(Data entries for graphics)
****************************************

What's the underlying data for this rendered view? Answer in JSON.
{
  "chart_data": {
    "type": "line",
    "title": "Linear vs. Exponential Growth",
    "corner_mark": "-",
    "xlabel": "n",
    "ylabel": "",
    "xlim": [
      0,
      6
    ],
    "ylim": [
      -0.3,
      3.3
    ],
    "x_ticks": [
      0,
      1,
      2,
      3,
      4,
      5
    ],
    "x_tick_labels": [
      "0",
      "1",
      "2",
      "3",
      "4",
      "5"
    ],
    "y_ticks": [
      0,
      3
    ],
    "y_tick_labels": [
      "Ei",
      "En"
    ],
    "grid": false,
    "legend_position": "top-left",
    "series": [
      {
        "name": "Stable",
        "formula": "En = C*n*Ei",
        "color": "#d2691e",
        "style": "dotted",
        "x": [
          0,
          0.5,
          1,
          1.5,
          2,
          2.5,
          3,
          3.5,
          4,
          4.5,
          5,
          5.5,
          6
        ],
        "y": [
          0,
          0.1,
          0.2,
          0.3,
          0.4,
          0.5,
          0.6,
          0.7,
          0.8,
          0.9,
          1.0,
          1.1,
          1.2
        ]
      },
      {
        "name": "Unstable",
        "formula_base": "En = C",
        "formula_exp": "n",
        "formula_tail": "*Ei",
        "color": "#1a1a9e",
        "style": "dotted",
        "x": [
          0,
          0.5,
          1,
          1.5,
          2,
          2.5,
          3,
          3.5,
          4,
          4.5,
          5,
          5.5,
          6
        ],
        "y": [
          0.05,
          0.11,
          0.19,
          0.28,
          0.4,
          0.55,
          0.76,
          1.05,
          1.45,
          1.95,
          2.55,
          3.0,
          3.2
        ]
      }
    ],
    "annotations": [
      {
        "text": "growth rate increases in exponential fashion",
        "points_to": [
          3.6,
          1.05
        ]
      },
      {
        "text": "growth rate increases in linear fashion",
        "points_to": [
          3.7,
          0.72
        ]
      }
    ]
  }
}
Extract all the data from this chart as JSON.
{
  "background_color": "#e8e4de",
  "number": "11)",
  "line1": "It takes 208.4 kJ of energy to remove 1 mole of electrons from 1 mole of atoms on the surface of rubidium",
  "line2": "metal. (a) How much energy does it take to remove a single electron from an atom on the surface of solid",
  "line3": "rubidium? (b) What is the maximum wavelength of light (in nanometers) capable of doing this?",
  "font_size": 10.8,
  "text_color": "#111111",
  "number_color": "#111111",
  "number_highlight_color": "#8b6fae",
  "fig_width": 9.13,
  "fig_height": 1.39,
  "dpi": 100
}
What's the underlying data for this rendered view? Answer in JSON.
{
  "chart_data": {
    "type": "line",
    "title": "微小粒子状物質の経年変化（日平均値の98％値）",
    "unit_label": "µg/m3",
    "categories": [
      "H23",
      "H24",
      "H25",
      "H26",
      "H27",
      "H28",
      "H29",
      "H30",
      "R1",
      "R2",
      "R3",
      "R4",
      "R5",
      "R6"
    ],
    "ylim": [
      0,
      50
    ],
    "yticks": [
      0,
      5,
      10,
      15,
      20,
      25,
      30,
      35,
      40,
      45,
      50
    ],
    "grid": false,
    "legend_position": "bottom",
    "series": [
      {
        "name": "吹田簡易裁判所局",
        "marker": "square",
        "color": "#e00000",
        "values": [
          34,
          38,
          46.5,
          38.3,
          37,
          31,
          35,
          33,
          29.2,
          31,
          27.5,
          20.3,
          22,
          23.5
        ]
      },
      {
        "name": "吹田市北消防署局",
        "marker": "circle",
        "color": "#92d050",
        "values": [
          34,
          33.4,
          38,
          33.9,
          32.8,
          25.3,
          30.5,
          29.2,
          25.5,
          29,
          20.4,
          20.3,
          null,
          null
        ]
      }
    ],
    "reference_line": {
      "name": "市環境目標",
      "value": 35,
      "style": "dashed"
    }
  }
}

****************************************

Objective
From the records above, extract every entry exactly as given.

Response
What's the underlying data for this rendered view? Answer in JSON.
{
  "chart_data": {
    "type": "line",
    "title": "Linear vs. Exponential Growth",
    "corner_mark": "-",
    "xlabel": "n",
    "ylabel": "",
    "xlim": [
      0,
      6
    ],
    "ylim": [
      -0.3,
      3.3
    ],
    "x_ticks": [
      0,
      1,
      2,
      3,
      4,
      5
    ],
    "x_tick_labels": [
      "0",
      "1",
      "2",
      "3",
      "4",
      "5"
    ],
    "y_ticks": [
      0,
      3
    ],
    "y_tick_labels": [
      "Ei",
      "En"
    ],
    "grid": false,
    "legend_position": "top-left",
    "series": [
      {
        "name": "Stable",
        "formula": "En = C*n*Ei",
        "color": "#d2691e",
        "style": "dotted",
        "x": [
          0,
          0.5,
          1,
          1.5,
          2,
          2.5,
          3,
          3.5,
          4,
          4.5,
          5,
          5.5,
          6
        ],
        "y": [
          0,
          0.1,
          0.2,
          0.3,
          0.4,
          0.5,
          0.6,
          0.7,
          0.8,
          0.9,
          1.0,
          1.1,
          1.2
        ]
      },
      {
        "name": "Unstable",
        "formula_base": "En = C",
        "formula_exp": "n",
        "formula_tail": "*Ei",
        "color": "#1a1a9e",
        "style": "dotted",
        "x": [
          0,
          0.5,
          1,
          1.5,
          2,
          2.5,
          3,
          3.5,
          4,
          4.5,
          5,
          5.5,
          6
        ],
        "y": [
          0.05,
          0.11,
          0.19,
          0.28,
          0.4,
          0.55,
          0.76,
          1.05,
          1.45,
          1.95,
          2.55,
          3.0,
          3.2
        ]
      }
    ],
    "annotations": [
      {
        "text": "growth rate increases in exponential fashion",
        "points_to": [
          3.6,
          1.05
        ]
      },
      {
        "text": "growth rate increases in linear fashion",
        "points_to": [
          3.7,
          0.72
        ]
      }
    ]
  }
}
Extract all the data from this chart as JSON.
{
  "background_color": "#e8e4de",
  "number": "11)",
  "line1": "It takes 208.4 kJ of energy to remove 1 mole of electrons from 1 mole of atoms on the surface of rubidium",
  "line2": "metal. (a) How much energy does it take to remove a single electron from an atom on the surface of solid",
  "line3": "rubidium? (b) What is the maximum wavelength of light (in nanometers) capable of doing this?",
  "font_size": 10.8,
  "text_color": "#111111",
  "number_color": "#111111",
  "number_highlight_color": "#8b6fae",
  "fig_width": 9.13,
  "fig_height": 1.39,
  "dpi": 100
}
What's the underlying data for this rendered view? Answer in JSON.
{
  "chart_data": {
    "type": "line",
    "title": "微小粒子状物質の経年変化（日平均値の98％値）",
    "unit_label": "µg/m3",
    "categories": [
      "H23",
      "H24",
      "H25",
      "H26",
      "H27",
      "H28",
      "H29",
      "H30",
      "R1",
      "R2",
      "R3",
      "R4",
      "R5",
      "R6"
    ],
    "ylim": [
      0,
      50
    ],
    "yticks": [
      0,
      5,
      10,
      15,
      20,
      25,
      30,
      35,
      40,
      45,
      50
    ],
    "grid": false,
    "legend_position": "bottom",
    "series": [
      {
        "name": "吹田簡易裁判所局",
        "marker": "square",
        "color": "#e00000",
        "values": [
          34,
          38,
          46.5,
          38.3,
          37,
          31,
          35,
          33,
          29.2,
          31,
          27.5,
          20.3,
          22,
          23.5
        ]
      },
      {
        "name": "吹田市北消防署局",
        "marker": "circle",
        "color": "#92d050",
        "values": [
          34,
          33.4,
          38,
          33.9,
          32.8,
          25.3,
          30.5,
          29.2,
          25.5,
          29,
          20.4,
          20.3,
          null,
          null
        ]
      }
    ],
    "reference_line": {
      "name": "市環境目標",
      "value": 35,
      "style": "dashed"
    }
  }
}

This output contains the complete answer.